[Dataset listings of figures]
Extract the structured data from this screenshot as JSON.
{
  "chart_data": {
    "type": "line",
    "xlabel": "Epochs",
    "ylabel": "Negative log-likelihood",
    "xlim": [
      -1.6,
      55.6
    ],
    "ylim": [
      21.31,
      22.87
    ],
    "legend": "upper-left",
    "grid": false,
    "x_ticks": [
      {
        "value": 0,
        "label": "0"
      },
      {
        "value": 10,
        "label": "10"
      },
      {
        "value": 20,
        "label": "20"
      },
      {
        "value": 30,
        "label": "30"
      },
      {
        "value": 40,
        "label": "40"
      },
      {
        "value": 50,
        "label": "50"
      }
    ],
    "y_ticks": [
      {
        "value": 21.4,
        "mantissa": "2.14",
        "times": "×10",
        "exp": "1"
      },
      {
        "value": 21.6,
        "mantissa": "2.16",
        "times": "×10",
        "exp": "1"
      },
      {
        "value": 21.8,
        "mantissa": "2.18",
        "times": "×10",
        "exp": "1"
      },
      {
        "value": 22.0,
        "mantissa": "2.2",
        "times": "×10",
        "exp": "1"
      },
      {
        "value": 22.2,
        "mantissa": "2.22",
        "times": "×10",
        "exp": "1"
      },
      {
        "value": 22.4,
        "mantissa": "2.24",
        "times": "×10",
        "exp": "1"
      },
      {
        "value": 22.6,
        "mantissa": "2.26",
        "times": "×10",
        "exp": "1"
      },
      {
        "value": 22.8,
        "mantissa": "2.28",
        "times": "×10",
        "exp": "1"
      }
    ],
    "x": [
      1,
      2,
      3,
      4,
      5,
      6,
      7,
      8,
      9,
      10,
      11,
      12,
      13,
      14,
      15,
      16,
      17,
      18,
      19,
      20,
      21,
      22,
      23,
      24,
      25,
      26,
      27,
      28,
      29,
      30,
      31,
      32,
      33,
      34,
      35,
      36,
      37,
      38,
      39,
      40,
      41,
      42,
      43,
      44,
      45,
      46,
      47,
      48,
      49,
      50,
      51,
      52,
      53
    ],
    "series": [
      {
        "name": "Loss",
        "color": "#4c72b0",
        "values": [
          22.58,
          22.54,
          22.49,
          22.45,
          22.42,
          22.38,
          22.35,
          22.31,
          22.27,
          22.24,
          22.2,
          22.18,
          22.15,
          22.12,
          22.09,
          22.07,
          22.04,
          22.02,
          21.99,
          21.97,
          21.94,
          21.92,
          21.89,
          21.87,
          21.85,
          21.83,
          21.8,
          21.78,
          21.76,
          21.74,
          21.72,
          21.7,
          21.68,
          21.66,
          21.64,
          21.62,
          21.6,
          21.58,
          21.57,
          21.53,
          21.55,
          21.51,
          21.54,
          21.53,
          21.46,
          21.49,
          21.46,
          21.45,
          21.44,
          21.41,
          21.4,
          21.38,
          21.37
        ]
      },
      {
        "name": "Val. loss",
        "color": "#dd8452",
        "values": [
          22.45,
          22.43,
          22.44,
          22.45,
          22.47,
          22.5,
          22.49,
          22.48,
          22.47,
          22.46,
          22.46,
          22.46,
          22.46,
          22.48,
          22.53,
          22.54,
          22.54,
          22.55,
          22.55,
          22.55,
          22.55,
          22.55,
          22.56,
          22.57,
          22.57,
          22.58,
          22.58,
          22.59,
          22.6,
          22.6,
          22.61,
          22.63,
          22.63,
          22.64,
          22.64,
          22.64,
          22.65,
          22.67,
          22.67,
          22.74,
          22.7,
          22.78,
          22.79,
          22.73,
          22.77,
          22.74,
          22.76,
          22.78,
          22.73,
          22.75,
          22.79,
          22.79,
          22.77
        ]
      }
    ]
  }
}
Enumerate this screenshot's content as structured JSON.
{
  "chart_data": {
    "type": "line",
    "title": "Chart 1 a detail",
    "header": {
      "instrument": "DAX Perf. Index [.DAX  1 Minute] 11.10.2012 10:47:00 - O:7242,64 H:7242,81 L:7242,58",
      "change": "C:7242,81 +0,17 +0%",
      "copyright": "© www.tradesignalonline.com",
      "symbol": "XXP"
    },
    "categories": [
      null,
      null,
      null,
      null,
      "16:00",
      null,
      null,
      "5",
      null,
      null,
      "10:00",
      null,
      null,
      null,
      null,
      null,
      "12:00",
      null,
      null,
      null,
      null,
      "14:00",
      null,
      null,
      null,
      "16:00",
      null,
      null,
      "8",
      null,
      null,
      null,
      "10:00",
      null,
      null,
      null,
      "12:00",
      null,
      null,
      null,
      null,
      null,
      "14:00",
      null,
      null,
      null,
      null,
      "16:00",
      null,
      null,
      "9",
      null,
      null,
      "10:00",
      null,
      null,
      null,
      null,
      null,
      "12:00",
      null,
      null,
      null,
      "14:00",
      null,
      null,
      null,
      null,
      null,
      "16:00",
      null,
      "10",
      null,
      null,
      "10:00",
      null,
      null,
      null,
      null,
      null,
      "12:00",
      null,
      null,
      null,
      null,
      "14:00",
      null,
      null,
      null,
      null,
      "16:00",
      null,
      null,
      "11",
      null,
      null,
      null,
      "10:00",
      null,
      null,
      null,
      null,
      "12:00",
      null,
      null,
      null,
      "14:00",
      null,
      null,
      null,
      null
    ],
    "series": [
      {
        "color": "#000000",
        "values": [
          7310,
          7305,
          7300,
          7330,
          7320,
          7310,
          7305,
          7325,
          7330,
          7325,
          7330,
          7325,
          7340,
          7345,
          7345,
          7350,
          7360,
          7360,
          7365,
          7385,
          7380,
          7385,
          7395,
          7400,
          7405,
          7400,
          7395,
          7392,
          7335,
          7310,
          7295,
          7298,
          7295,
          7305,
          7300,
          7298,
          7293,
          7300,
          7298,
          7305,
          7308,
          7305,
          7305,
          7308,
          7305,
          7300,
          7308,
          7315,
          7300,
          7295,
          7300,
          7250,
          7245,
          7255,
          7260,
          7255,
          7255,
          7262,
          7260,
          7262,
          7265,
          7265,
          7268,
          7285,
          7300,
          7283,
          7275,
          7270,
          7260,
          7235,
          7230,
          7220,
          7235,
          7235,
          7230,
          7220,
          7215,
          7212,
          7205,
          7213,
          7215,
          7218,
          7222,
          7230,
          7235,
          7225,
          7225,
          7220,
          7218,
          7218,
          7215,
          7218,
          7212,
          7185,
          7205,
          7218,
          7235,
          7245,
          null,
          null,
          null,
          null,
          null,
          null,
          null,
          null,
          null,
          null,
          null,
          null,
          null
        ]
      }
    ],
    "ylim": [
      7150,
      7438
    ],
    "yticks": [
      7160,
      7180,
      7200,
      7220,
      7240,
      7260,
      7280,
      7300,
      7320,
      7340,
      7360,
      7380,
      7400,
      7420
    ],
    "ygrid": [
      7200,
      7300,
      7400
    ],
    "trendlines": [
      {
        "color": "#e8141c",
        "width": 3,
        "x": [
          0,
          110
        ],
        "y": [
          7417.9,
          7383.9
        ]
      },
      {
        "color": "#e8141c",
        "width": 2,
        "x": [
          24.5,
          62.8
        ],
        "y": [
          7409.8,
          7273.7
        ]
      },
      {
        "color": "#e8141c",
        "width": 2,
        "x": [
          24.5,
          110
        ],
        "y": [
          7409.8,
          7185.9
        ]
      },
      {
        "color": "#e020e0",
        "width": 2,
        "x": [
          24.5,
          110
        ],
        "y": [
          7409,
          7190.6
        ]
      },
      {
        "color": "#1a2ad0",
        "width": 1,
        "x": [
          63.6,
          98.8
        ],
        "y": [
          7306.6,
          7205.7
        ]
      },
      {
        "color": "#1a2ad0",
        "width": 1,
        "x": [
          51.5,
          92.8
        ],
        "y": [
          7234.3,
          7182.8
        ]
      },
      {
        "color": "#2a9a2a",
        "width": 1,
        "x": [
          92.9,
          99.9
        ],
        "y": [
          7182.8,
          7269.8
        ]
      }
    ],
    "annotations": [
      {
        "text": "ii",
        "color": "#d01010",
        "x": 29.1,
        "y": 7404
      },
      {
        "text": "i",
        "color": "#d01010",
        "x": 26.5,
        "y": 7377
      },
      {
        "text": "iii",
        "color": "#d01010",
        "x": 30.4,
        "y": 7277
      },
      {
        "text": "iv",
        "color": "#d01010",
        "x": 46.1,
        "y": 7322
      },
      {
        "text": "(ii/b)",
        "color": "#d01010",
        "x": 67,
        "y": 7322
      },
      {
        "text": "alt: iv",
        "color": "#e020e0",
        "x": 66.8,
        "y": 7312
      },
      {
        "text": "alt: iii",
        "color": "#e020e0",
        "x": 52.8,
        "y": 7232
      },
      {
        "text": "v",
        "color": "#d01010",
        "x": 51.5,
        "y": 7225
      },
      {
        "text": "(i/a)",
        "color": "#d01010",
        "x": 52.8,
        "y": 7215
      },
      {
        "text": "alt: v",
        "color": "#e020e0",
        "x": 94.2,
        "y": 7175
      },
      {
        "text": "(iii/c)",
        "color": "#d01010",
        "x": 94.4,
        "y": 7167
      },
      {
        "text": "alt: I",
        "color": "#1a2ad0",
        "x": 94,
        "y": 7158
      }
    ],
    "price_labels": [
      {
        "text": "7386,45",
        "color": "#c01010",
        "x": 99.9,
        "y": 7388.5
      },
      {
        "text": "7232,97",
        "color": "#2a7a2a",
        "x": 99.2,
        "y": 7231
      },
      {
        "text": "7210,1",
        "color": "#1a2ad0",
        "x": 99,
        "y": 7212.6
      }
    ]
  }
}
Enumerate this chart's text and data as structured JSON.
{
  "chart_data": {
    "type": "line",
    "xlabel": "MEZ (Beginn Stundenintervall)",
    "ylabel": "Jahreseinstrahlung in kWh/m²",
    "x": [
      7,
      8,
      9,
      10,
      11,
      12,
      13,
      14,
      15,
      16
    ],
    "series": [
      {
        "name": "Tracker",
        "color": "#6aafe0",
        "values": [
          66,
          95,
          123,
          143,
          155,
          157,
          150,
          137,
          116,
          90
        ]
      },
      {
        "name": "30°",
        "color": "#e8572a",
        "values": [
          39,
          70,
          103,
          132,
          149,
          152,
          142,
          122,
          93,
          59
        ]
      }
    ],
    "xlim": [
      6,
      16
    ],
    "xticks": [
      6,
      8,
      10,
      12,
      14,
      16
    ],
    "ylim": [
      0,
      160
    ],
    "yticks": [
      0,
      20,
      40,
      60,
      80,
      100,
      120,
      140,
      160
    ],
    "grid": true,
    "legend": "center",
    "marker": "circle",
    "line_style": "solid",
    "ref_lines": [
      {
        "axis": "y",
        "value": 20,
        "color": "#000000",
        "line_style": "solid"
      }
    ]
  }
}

- GIVEN INSTRUCTION -
Only those lines running from the one containing "Enumerate this chart's" through the last line of the data above are to be copied, exactly, with both ends included.

- REPLY -
Enumerate this chart's text and data as structured JSON.
{
  "chart_data": {
    "type": "line",
    "xlabel": "MEZ (Beginn Stundenintervall)",
    "ylabel": "Jahreseinstrahlung in kWh/m²",
    "x": [
      7,
      8,
      9,
      10,
      11,
      12,
      13,
      14,
      15,
      16
    ],
    "series": [
      {
        "name": "Tracker",
        "color": "#6aafe0",
        "values": [
          66,
          95,
          123,
          143,
          155,
          157,
          150,
          137,
          116,
          90
        ]
      },
      {
        "name": "30°",
        "color": "#e8572a",
        "values": [
          39,
          70,
          103,
          132,
          149,
          152,
          142,
          122,
          93,
          59
        ]
      }
    ],
    "xlim": [
      6,
      16
    ],
    "xticks": [
      6,
      8,
      10,
      12,
      14,
      16
    ],
    "ylim": [
      0,
      160
    ],
    "yticks": [
      0,
      20,
      40,
      60,
      80,
      100,
      120,
      140,
      160
    ],
    "grid": true,
    "legend": "center",
    "marker": "circle",
    "line_style": "solid",
    "ref_lines": [
      {
        "axis": "y",
        "value": 20,
        "color": "#000000",
        "line_style": "solid"
      }
    ]
  }
}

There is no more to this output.